## WRITTEN PROBLEM:
Below are some records; repeat them all exactly, minus the pictures.

## DATA ROWS:
====

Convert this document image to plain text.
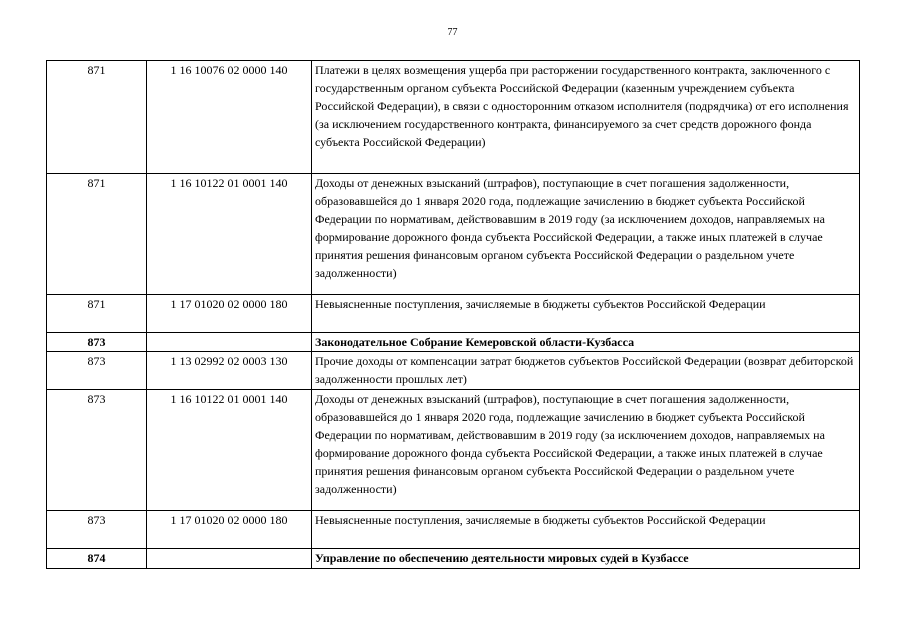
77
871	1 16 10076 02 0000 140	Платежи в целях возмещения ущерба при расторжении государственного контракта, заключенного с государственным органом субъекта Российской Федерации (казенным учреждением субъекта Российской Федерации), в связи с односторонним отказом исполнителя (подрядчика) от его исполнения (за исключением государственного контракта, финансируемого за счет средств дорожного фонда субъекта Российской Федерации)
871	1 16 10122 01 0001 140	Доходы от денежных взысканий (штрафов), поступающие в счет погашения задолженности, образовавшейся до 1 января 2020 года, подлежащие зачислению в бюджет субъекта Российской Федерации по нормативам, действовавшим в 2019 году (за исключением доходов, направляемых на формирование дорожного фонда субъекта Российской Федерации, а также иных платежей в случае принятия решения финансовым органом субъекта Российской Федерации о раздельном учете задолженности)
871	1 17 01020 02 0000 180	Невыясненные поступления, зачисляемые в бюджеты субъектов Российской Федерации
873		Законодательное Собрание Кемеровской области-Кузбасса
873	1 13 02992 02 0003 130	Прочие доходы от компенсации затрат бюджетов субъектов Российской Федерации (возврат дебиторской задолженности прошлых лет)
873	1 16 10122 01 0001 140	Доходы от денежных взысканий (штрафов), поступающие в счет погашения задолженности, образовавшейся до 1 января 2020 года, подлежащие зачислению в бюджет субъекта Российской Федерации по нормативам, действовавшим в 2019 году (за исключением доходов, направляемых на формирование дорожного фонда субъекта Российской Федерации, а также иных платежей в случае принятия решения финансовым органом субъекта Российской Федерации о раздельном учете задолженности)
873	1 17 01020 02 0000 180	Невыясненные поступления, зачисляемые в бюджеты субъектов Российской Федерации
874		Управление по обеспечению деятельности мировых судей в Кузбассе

====

## ANSWER:
Convert this document image to plain text.
77
871	1 16 10076 02 0000 140	Платежи в целях возмещения ущерба при расторжении государственного контракта, заключенного с государственным органом субъекта Российской Федерации (казенным учреждением субъекта Российской Федерации), в связи с односторонним отказом исполнителя (подрядчика) от его исполнения (за исключением государственного контракта, финансируемого за счет средств дорожного фонда субъекта Российской Федерации)
871	1 16 10122 01 0001 140	Доходы от денежных взысканий (штрафов), поступающие в счет погашения задолженности, образовавшейся до 1 января 2020 года, подлежащие зачислению в бюджет субъекта Российской Федерации по нормативам, действовавшим в 2019 году (за исключением доходов, направляемых на формирование дорожного фонда субъекта Российской Федерации, а также иных платежей в случае принятия решения финансовым органом субъекта Российской Федерации о раздельном учете задолженности)
871	1 17 01020 02 0000 180	Невыясненные поступления, зачисляемые в бюджеты субъектов Российской Федерации
873		Законодательное Собрание Кемеровской области-Кузбасса
873	1 13 02992 02 0003 130	Прочие доходы от компенсации затрат бюджетов субъектов Российской Федерации (возврат дебиторской задолженности прошлых лет)
873	1 16 10122 01 0001 140	Доходы от денежных взысканий (штрафов), поступающие в счет погашения задолженности, образовавшейся до 1 января 2020 года, подлежащие зачислению в бюджет субъекта Российской Федерации по нормативам, действовавшим в 2019 году (за исключением доходов, направляемых на формирование дорожного фонда субъекта Российской Федерации, а также иных платежей в случае принятия решения финансовым органом субъекта Российской Федерации о раздельном учете задолженности)
873	1 17 01020 02 0000 180	Невыясненные поступления, зачисляемые в бюджеты субъектов Российской Федерации
874		Управление по обеспечению деятельности мировых судей в Кузбассе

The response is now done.